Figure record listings

%%

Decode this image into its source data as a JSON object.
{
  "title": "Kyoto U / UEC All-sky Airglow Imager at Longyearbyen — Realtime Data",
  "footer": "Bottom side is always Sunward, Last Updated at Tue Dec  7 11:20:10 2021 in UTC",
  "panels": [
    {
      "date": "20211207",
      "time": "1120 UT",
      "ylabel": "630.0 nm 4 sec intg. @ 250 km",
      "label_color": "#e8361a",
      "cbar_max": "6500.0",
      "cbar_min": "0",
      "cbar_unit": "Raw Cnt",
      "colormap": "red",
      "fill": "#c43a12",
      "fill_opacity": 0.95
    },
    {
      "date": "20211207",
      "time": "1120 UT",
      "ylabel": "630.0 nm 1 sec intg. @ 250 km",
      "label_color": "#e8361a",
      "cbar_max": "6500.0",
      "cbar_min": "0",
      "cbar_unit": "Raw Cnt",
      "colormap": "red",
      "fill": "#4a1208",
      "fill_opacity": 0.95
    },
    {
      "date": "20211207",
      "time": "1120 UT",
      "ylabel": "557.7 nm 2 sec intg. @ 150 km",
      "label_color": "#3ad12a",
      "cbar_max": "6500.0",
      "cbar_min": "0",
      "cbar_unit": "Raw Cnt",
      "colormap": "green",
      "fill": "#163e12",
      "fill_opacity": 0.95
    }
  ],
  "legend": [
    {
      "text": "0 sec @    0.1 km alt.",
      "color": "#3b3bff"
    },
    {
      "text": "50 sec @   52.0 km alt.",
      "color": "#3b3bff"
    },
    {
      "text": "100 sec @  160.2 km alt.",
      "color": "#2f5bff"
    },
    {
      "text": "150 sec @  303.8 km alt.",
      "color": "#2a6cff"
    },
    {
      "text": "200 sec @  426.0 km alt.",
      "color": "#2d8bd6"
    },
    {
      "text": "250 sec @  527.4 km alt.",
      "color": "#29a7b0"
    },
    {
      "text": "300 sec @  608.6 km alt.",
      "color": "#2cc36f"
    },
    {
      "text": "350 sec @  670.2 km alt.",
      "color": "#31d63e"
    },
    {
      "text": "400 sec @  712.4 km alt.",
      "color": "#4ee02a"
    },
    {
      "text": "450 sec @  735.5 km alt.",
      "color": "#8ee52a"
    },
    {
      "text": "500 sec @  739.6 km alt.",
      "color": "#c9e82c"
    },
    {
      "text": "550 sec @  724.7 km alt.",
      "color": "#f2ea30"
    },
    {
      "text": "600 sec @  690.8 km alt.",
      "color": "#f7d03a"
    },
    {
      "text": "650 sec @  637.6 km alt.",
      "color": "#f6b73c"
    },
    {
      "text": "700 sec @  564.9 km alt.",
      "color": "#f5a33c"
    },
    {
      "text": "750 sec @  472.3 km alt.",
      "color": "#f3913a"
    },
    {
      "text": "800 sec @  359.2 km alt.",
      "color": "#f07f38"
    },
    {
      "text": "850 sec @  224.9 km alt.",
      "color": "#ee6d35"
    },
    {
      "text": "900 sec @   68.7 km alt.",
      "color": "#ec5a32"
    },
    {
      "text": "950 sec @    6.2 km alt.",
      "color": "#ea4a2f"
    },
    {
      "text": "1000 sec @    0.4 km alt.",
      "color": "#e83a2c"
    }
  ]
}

%%

- WHAT YOU WILL DO: Output the listing above without altering a single character.

- RESPONSE:
Decode this image into its source data as a JSON object.
{
  "title": "Kyoto U / UEC All-sky Airglow Imager at Longyearbyen — Realtime Data",
  "footer": "Bottom side is always Sunward, Last Updated at Tue Dec  7 11:20:10 2021 in UTC",
  "panels": [
    {
      "date": "20211207",
      "time": "1120 UT",
      "ylabel": "630.0 nm 4 sec intg. @ 250 km",
      "label_color": "#e8361a",
      "cbar_max": "6500.0",
      "cbar_min": "0",
      "cbar_unit": "Raw Cnt",
      "colormap": "red",
      "fill": "#c43a12",
      "fill_opacity": 0.95
    },
    {
      "date": "20211207",
      "time": "1120 UT",
      "ylabel": "630.0 nm 1 sec intg. @ 250 km",
      "label_color": "#e8361a",
      "cbar_max": "6500.0",
      "cbar_min": "0",
      "cbar_unit": "Raw Cnt",
      "colormap": "red",
      "fill": "#4a1208",
      "fill_opacity": 0.95
    },
    {
      "date": "20211207",
      "time": "1120 UT",
      "ylabel": "557.7 nm 2 sec intg. @ 150 km",
      "label_color": "#3ad12a",
      "cbar_max": "6500.0",
      "cbar_min": "0",
      "cbar_unit": "Raw Cnt",
      "colormap": "green",
      "fill": "#163e12",
      "fill_opacity": 0.95
    }
  ],
  "legend": [
    {
      "text": "0 sec @    0.1 km alt.",
      "color": "#3b3bff"
    },
    {
      "text": "50 sec @   52.0 km alt.",
      "color": "#3b3bff"
    },
    {
      "text": "100 sec @  160.2 km alt.",
      "color": "#2f5bff"
    },
    {
      "text": "150 sec @  303.8 km alt.",
      "color": "#2a6cff"
    },
    {
      "text": "200 sec @  426.0 km alt.",
      "color": "#2d8bd6"
    },
    {
      "text": "250 sec @  527.4 km alt.",
      "color": "#29a7b0"
    },
    {
      "text": "300 sec @  608.6 km alt.",
      "color": "#2cc36f"
    },
    {
      "text": "350 sec @  670.2 km alt.",
      "color": "#31d63e"
    },
    {
      "text": "400 sec @  712.4 km alt.",
      "color": "#4ee02a"
    },
    {
      "text": "450 sec @  735.5 km alt.",
      "color": "#8ee52a"
    },
    {
      "text": "500 sec @  739.6 km alt.",
      "color": "#c9e82c"
    },
    {
      "text": "550 sec @  724.7 km alt.",
      "color": "#f2ea30"
    },
    {
      "text": "600 sec @  690.8 km alt.",
      "color": "#f7d03a"
    },
    {
      "text": "650 sec @  637.6 km alt.",
      "color": "#f6b73c"
    },
    {
      "text": "700 sec @  564.9 km alt.",
      "color": "#f5a33c"
    },
    {
      "text": "750 sec @  472.3 km alt.",
      "color": "#f3913a"
    },
    {
      "text": "800 sec @  359.2 km alt.",
      "color": "#f07f38"
    },
    {
      "text": "850 sec @  224.9 km alt.",
      "color": "#ee6d35"
    },
    {
      "text": "900 sec @   68.7 km alt.",
      "color": "#ec5a32"
    },
    {
      "text": "950 sec @    6.2 km alt.",
      "color": "#ea4a2f"
    },
    {
      "text": "1000 sec @    0.4 km alt.",
      "color": "#e83a2c"
    }
  ]
}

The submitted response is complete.